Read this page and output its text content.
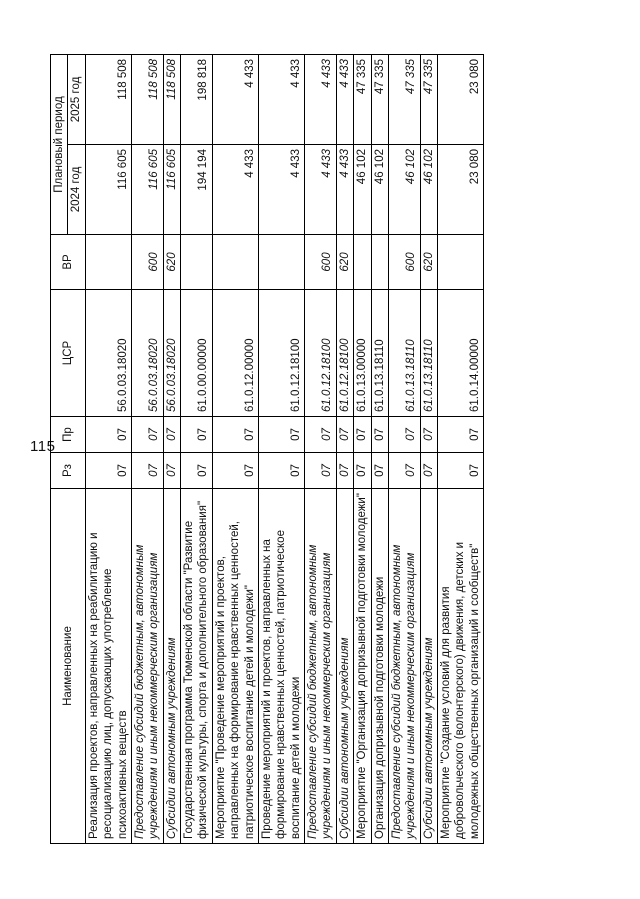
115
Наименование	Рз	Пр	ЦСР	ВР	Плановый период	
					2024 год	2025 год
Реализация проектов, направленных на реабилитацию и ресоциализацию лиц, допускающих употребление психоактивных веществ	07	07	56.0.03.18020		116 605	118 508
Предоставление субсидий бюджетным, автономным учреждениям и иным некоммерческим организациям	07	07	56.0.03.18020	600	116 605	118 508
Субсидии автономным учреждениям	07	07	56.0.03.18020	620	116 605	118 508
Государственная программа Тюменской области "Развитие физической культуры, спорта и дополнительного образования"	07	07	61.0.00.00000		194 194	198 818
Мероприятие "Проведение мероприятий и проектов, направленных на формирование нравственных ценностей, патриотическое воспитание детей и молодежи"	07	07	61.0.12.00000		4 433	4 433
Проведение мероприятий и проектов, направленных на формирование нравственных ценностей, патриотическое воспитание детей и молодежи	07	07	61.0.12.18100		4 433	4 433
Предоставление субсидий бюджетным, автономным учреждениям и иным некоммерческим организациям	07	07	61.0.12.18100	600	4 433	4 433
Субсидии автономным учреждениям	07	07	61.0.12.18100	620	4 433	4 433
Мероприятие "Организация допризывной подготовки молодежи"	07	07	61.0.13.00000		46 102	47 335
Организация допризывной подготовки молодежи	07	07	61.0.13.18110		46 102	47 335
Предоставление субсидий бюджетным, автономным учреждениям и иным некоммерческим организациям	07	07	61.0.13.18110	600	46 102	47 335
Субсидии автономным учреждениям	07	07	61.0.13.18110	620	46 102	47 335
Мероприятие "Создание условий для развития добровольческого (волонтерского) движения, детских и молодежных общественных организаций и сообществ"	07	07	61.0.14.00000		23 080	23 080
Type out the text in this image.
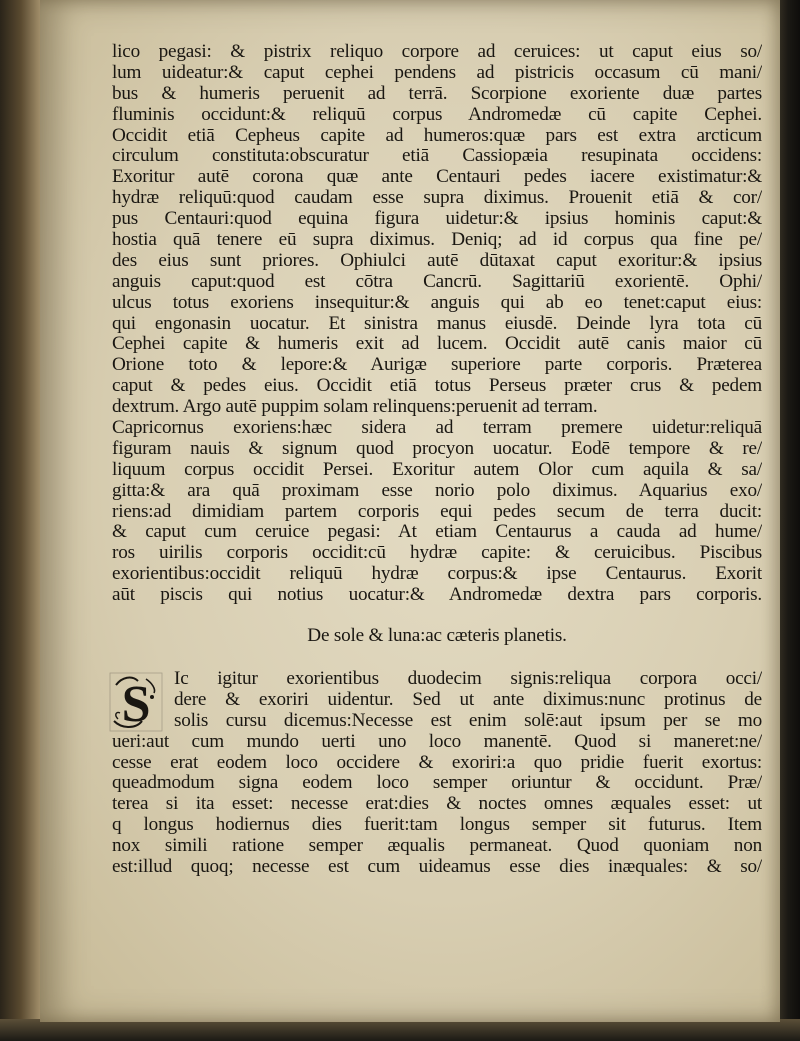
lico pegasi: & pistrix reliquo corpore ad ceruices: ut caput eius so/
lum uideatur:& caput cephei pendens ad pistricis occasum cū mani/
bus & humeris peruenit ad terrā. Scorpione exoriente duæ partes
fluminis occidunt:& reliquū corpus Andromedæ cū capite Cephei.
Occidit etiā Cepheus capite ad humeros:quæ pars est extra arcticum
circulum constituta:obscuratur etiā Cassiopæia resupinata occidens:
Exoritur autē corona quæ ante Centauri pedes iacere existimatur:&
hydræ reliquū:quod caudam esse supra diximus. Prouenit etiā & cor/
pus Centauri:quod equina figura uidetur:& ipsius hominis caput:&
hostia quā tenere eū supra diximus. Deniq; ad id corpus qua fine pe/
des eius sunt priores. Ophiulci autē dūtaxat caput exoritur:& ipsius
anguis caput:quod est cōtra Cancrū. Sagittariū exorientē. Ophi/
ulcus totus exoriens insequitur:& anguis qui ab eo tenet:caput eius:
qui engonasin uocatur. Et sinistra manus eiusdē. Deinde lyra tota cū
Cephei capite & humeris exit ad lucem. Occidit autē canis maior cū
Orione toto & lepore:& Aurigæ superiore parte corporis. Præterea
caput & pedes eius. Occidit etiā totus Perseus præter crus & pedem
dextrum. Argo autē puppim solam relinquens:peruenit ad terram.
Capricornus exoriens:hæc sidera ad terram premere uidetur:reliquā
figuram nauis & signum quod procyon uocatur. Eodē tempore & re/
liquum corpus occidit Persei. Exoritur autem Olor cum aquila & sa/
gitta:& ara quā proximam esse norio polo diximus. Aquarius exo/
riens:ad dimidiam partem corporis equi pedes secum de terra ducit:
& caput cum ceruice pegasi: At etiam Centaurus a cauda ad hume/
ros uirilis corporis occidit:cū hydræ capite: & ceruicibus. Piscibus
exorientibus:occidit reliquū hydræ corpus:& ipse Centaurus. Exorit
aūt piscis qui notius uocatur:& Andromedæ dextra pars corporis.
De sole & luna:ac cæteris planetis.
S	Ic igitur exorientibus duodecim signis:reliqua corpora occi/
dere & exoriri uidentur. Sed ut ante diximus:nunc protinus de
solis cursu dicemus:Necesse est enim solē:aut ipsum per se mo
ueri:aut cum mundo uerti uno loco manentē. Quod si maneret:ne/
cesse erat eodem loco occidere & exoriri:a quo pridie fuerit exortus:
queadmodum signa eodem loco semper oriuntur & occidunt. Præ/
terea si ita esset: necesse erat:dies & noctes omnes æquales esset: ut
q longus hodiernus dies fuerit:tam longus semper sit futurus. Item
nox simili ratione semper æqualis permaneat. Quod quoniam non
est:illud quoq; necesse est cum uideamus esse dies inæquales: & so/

□ □ □ □

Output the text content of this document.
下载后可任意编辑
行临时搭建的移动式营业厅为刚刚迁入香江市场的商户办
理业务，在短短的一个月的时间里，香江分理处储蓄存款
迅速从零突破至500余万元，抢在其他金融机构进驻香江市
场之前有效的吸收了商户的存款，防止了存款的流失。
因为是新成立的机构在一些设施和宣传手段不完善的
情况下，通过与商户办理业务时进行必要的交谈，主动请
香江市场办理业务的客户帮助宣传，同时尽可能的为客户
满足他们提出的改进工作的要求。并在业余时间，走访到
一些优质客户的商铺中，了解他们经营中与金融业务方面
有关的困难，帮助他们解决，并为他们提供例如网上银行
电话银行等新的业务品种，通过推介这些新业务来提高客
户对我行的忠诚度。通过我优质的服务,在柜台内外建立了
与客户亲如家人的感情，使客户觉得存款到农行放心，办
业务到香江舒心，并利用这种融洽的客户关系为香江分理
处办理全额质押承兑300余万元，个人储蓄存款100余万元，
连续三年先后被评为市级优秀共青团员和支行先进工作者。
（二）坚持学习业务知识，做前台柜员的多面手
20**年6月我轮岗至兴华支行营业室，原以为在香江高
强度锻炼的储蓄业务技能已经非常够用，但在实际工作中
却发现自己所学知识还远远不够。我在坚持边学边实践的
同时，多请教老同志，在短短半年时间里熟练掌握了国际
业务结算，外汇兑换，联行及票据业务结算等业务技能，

□ □ □ □

*STATED PROBLEM*
Scan the material and collect every line that contains "субсидий".

*THE ANSWER*
Предоставление субсидий бюджетным, автономным учреждениям и иным некоммерческим организациям	07	07	56.0.03.18020	600	116 605	118 508
Предоставление субсидий бюджетным, автономным учреждениям и иным некоммерческим организациям	07	07	61.0.12.18100	600	4 433	4 433
Предоставление субсидий бюджетным, автономным учреждениям и иным некоммерческим организациям	07	07	61.0.13.18110	600	46 102	47 335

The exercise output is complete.